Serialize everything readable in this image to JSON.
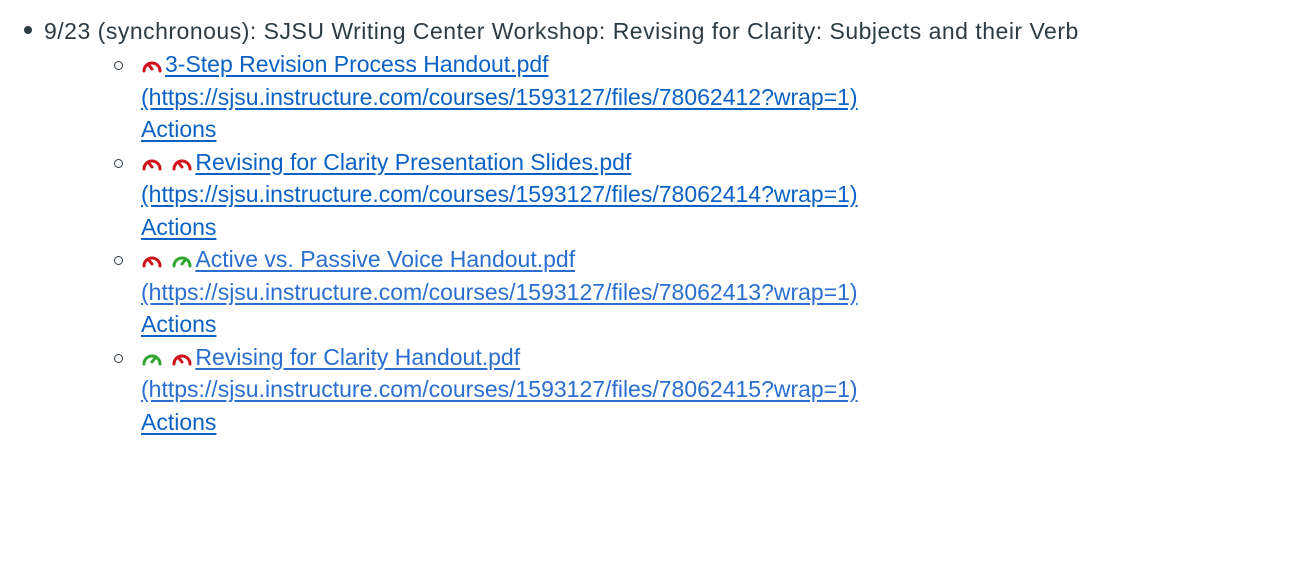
{
  "outer_item": {
    "text": "9/23 (synchronous):  SJSU Writing Center Workshop: Revising for Clarity: Subjects and their Verb"
  },
  "colors": {
    "link": "#0b62c4",
    "gauge_red": "#d0101b",
    "gauge_green": "#2ea62e",
    "text": "#2d3b45"
  },
  "files": [
    {
      "title": "3-Step Revision Process Handout.pdf",
      "url": "(https://sjsu.instructure.com/courses/1593127/files/78062412?wrap=1)",
      "actions": "Actions",
      "indicators": [
        "red-gauge-icon"
      ]
    },
    {
      "title": "Revising for Clarity Presentation Slides.pdf",
      "url": "(https://sjsu.instructure.com/courses/1593127/files/78062414?wrap=1)",
      "actions": "Actions",
      "indicators": [
        "red-gauge-icon",
        "red-gauge-icon"
      ]
    },
    {
      "title": "Active vs. Passive Voice Handout.pdf",
      "url": "(https://sjsu.instructure.com/courses/1593127/files/78062413?wrap=1)",
      "actions": "Actions",
      "indicators": [
        "red-gauge-icon",
        "green-gauge-icon"
      ]
    },
    {
      "title": "Revising for Clarity Handout.pdf",
      "url": "(https://sjsu.instructure.com/courses/1593127/files/78062415?wrap=1)",
      "actions": "Actions",
      "indicators": [
        "green-gauge-icon",
        "red-gauge-icon"
      ]
    }
  ]
}
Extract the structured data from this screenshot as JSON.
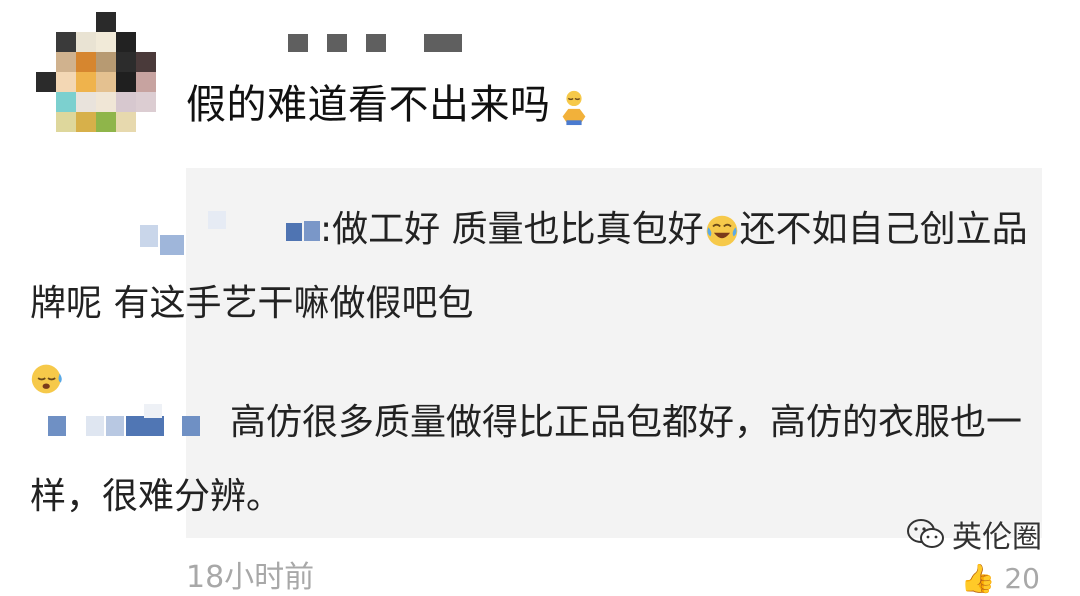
⁂
REQUIREMENTS:
Using the entries above, find all lines with "Handout". Copy them.

ANSWER TO THIS EXERCISE:
      "title": "3-Step Revision Process Handout.pdf",
      "title": "Active vs. Passive Voice Handout.pdf",
      "title": "Revising for Clarity Handout.pdf",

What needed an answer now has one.